**Svolgi le attività:**
1. Stabilisci se le affermazioni (a), (b) e (c) concordano con il testo sugli esoneri per le assunzioni. Per ciascuna rispondi sì o no e cita le parole del testo che lo dimostrano. (a) Il comunicato stampa del Ministero del Lavoro e delle Politiche Sociali è datato 14 aprile 2025. (b) L'esonero contributivo riguarda lavoratori under 40 mai occupati a tempo indeterminato. (c) Le due misure sono finanziate dal Programma giovani, donne, lavoro 2021-2027.
2. Copia alla lettera il passo del testo sugli esoneri per le assunzioni da "Come si legge" a "necessaria autorizzazione Ue.".

**Testo di lettura:**

=-=-=-=-=

Con le comunicazioni inviate dall’Istituto alle aziende beneficiarie, queste ultime sono state invitate a fornire una specifica informazione (tramite email o altra modalità), ai lavoratori per i quali si è fruito della misura, dell’avvenuto finanziamento con i fondi europei (FSE-REACT EU).

La misura di agevolazione era stata avviata per sostenere l’occupazione e superare gli effetti della crisi causata dalla pandemia Covid-19 e le sue conseguenze sociali, nonché per promuovere una ripresa verde, digitale e resiliente dell’economia.

Con comunicato stampa del 14 aprile 2025, il Ministero del Lavoro e delle Politiche Sociali ha riferito che, con la firma dei due decreti di attuazione dei bonus giovani e donne previsti dal Decreto Coesione (ne avevamo parlato in La Commissione Europea approva il bonus giovani e donne nonché in Approvato il Decreto Legge in materia di politiche di coesione), è stata avviata l’ultima fase per l’applicazione degli esoneri per le assunzioni di giovani e donne.

Come si legge nel medesimo comunicato, i due decreti definiscono i criteri e le modalità operative dell’esonero contributivo totale per l’assunzione a tempo indeterminato o la trasformazione del contratto in un rapporto di lavoro stabile, di lavoratori under 35 che non sono mai stati occupati a tempo indeterminato e di donne prive di impiego regolarmente retribuito. Entrambe le misure, finanziate dal Programma giovani, donne, lavoro 2021-2027, prevedono un doppio binario di attuazione poiché sottoposte in parte alla necessaria autorizzazione Ue.

=-=-=-=-=

**Dati registrati:**
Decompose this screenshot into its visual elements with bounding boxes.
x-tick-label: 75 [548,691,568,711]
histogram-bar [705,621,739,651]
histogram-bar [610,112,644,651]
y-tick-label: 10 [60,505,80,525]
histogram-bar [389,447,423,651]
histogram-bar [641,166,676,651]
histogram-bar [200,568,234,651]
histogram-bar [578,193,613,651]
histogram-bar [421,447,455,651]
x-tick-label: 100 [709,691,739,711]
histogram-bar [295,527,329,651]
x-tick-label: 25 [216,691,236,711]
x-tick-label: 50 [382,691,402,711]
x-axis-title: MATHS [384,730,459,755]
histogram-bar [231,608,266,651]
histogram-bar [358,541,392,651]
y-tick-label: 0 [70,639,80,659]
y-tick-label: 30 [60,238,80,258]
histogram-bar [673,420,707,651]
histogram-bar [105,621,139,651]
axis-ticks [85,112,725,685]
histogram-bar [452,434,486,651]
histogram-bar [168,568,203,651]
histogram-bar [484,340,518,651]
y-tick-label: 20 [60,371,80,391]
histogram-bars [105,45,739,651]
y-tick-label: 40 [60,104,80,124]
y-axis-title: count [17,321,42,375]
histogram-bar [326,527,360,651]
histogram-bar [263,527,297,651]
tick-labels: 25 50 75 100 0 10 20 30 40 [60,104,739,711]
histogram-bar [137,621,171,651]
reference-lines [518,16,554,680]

=-=-=-=-=

**Risposte alle attività:**
1.
(a) Sì: "Con comunicato stampa del 14 aprile 2025, il Ministero del Lavoro e delle Politiche Sociali ha riferito".
(b) No: "di lavoratori under 35 che non sono mai stati occupati a tempo indeterminato".
(c) Sì: "finanziate dal Programma giovani, donne, lavoro 2021-2027".

2.
Come si legge nel medesimo comunicato, i due decreti definiscono i criteri e le modalità operative dell’esonero contributivo totale per l’assunzione a tempo indeterminato o la trasformazione del contratto in un rapporto di lavoro stabile, di lavoratori under 35 che non sono mai stati occupati a tempo indeterminato e di donne prive di impiego regolarmente retribuito. Entrambe le misure, finanziate dal Programma giovani, donne, lavoro 2021-2027, prevedono un doppio binario di attuazione poiché sottoposte in parte alla necessaria autorizzazione Ue.